Description of the task
Copy the data exactly as it appears, and do not include any pictures.

Record list
####

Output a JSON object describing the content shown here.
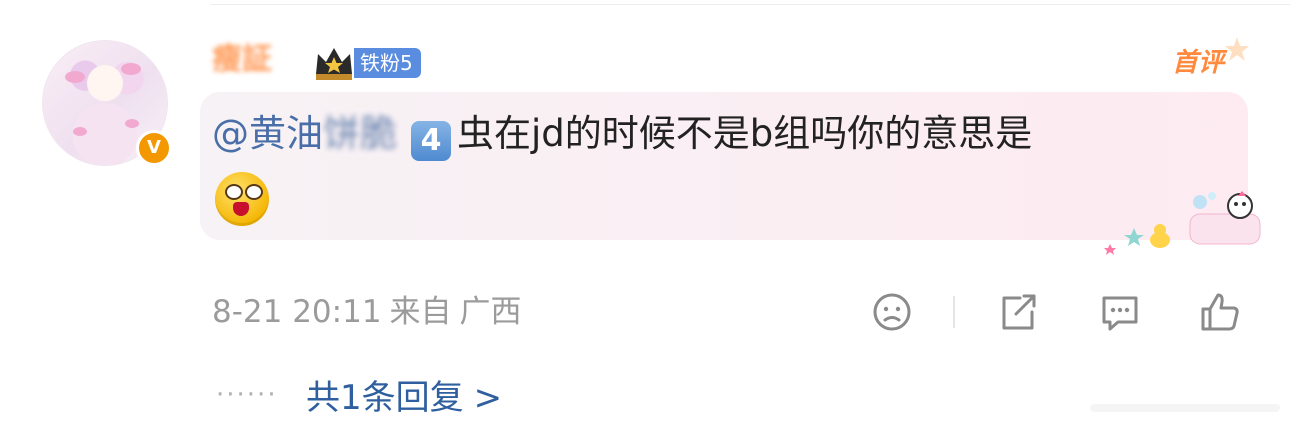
{
  "comment": {
    "username": "瘦証",
    "fan_badge": "铁粉5",
    "first_label": "首评",
    "mention_prefix": "@黄油",
    "mention_blur": "饼脆",
    "number_badge": "4",
    "content": "虫在jd的时候不是b组吗你的意思是",
    "verified_badge": "V",
    "timestamp": "8-21 20:11",
    "source_prefix": "来自",
    "location": "广西",
    "reply_dots": "······",
    "replies_label": "共1条回复",
    "replies_chevron": ">"
  },
  "icons": {
    "avatar": "anime-girl-avatar",
    "verified": "verified-v-icon",
    "crown": "crown-icon",
    "emoji": "drooling-face-emoji",
    "dislike": "sad-face-icon",
    "share": "share-icon",
    "comment": "comment-icon",
    "like": "thumbs-up-icon"
  },
  "colors": {
    "accent_orange": "#ff8a3d",
    "link_blue": "#2f5f9e",
    "badge_blue": "#5a8ddf",
    "meta_gray": "#9b9b9b"
  }
}
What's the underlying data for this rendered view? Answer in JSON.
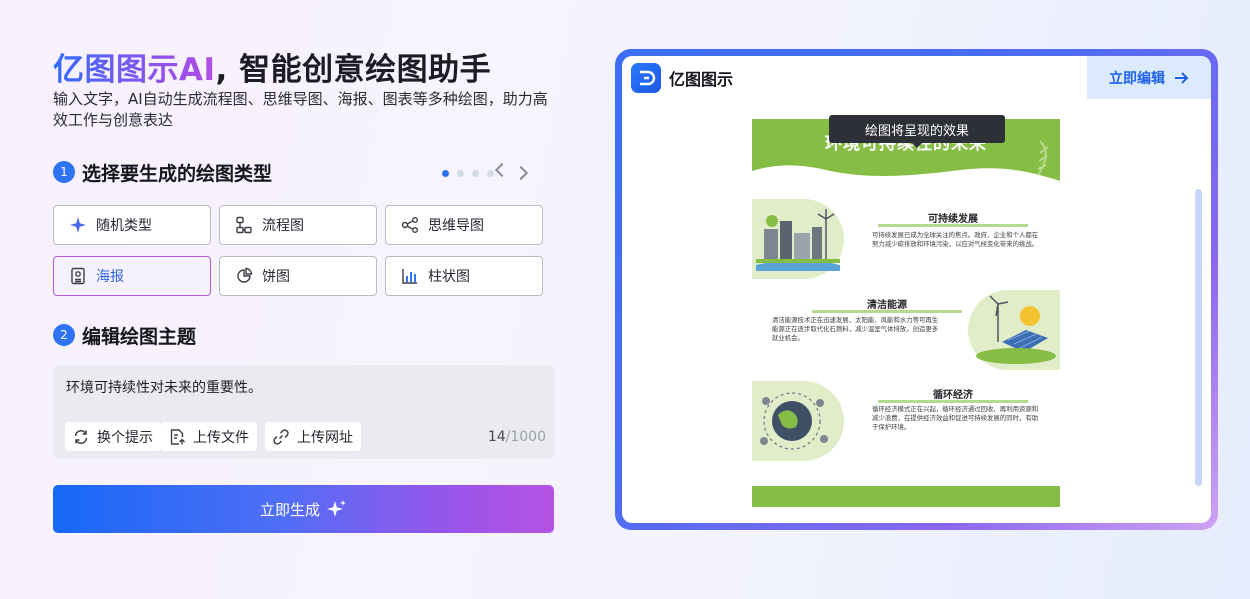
{
  "header": {
    "brand": "亿图图示AI",
    "headline_rest": ", 智能创意绘图助手",
    "subtitle": "输入文字，AI自动生成流程图、思维导图、海报、图表等多种绘图，助力高效工作与创意表达"
  },
  "step1": {
    "number": "1",
    "title": "选择要生成的绘图类型",
    "pager": {
      "current_page": 1,
      "page_count": 4
    },
    "types": [
      {
        "label": "随机类型",
        "icon": "sparkle-icon",
        "selected": false
      },
      {
        "label": "流程图",
        "icon": "flowchart-icon",
        "selected": false
      },
      {
        "label": "思维导图",
        "icon": "mindmap-icon",
        "selected": false
      },
      {
        "label": "海报",
        "icon": "poster-icon",
        "selected": true
      },
      {
        "label": "饼图",
        "icon": "pie-chart-icon",
        "selected": false
      },
      {
        "label": "柱状图",
        "icon": "bar-chart-icon",
        "selected": false
      }
    ]
  },
  "step2": {
    "number": "2",
    "title": "编辑绘图主题",
    "input_value": "环境可持续性对未来的重要性。",
    "tools": {
      "refresh": "换个提示",
      "upload_file": "上传文件",
      "upload_url": "上传网址"
    },
    "counter_current": "14",
    "counter_max": "/1000"
  },
  "generate_label": "立即生成",
  "preview": {
    "app_name": "亿图图示",
    "edit_label": "立即编辑",
    "tooltip": "绘图将呈现的效果",
    "poster": {
      "title": "环境可持续性的未来",
      "sections": [
        {
          "title": "可持续发展",
          "text": "可持续发展已成为全球关注的焦点。政府、企业和个人都在努力减少碳排放和环境污染，以应对气候变化带来的挑战。"
        },
        {
          "title": "清洁能源",
          "text": "清洁能源技术正在迅速发展，太阳能、风能和水力等可再生能源正在逐步取代化石燃料，减少温室气体排放，创造更多就业机会。"
        },
        {
          "title": "循环经济",
          "text": "循环经济模式正在兴起，循环经济通过回收、再利用资源和减少浪费，在提供经济效益和促进可持续发展的同时，有助于保护环境。"
        }
      ]
    }
  },
  "colors": {
    "accent_blue": "#2f73f5",
    "selected_border": "#b25ce4",
    "poster_green": "#86bd45",
    "poster_light_green": "#e1edc9"
  }
}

####

Solution for this exercise
Output a JSON object describing the content shown here.
{
  "comment": {
    "username": "瘦証",
    "fan_badge": "铁粉5",
    "first_label": "首评",
    "mention_prefix": "@黄油",
    "mention_blur": "饼脆",
    "number_badge": "4",
    "content": "虫在jd的时候不是b组吗你的意思是",
    "verified_badge": "V",
    "timestamp": "8-21 20:11",
    "source_prefix": "来自",
    "location": "广西",
    "reply_dots": "······",
    "replies_label": "共1条回复",
    "replies_chevron": ">"
  },
  "icons": {
    "avatar": "anime-girl-avatar",
    "verified": "verified-v-icon",
    "crown": "crown-icon",
    "emoji": "drooling-face-emoji",
    "dislike": "sad-face-icon",
    "share": "share-icon",
    "comment": "comment-icon",
    "like": "thumbs-up-icon"
  },
  "colors": {
    "accent_orange": "#ff8a3d",
    "link_blue": "#2f5f9e",
    "badge_blue": "#5a8ddf",
    "meta_gray": "#9b9b9b"
  }
}
What's the underlying data for this rendered view? Answer in JSON.
{
  "header": {
    "brand": "亿图图示AI",
    "headline_rest": ", 智能创意绘图助手",
    "subtitle": "输入文字，AI自动生成流程图、思维导图、海报、图表等多种绘图，助力高效工作与创意表达"
  },
  "step1": {
    "number": "1",
    "title": "选择要生成的绘图类型",
    "pager": {
      "current_page": 1,
      "page_count": 4
    },
    "types": [
      {
        "label": "随机类型",
        "icon": "sparkle-icon",
        "selected": false
      },
      {
        "label": "流程图",
        "icon": "flowchart-icon",
        "selected": false
      },
      {
        "label": "思维导图",
        "icon": "mindmap-icon",
        "selected": false
      },
      {
        "label": "海报",
        "icon": "poster-icon",
        "selected": true
      },
      {
        "label": "饼图",
        "icon": "pie-chart-icon",
        "selected": false
      },
      {
        "label": "柱状图",
        "icon": "bar-chart-icon",
        "selected": false
      }
    ]
  },
  "step2": {
    "number": "2",
    "title": "编辑绘图主题",
    "input_value": "环境可持续性对未来的重要性。",
    "tools": {
      "refresh": "换个提示",
      "upload_file": "上传文件",
      "upload_url": "上传网址"
    },
    "counter_current": "14",
    "counter_max": "/1000"
  },
  "generate_label": "立即生成",
  "preview": {
    "app_name": "亿图图示",
    "edit_label": "立即编辑",
    "tooltip": "绘图将呈现的效果",
    "poster": {
      "title": "环境可持续性的未来",
      "sections": [
        {
          "title": "可持续发展",
          "text": "可持续发展已成为全球关注的焦点。政府、企业和个人都在努力减少碳排放和环境污染，以应对气候变化带来的挑战。"
        },
        {
          "title": "清洁能源",
          "text": "清洁能源技术正在迅速发展，太阳能、风能和水力等可再生能源正在逐步取代化石燃料，减少温室气体排放，创造更多就业机会。"
        },
        {
          "title": "循环经济",
          "text": "循环经济模式正在兴起，循环经济通过回收、再利用资源和减少浪费，在提供经济效益和促进可持续发展的同时，有助于保护环境。"
        }
      ]
    }
  },
  "colors": {
    "accent_blue": "#2f73f5",
    "selected_border": "#b25ce4",
    "poster_green": "#86bd45",
    "poster_light_green": "#e1edc9"
  }
}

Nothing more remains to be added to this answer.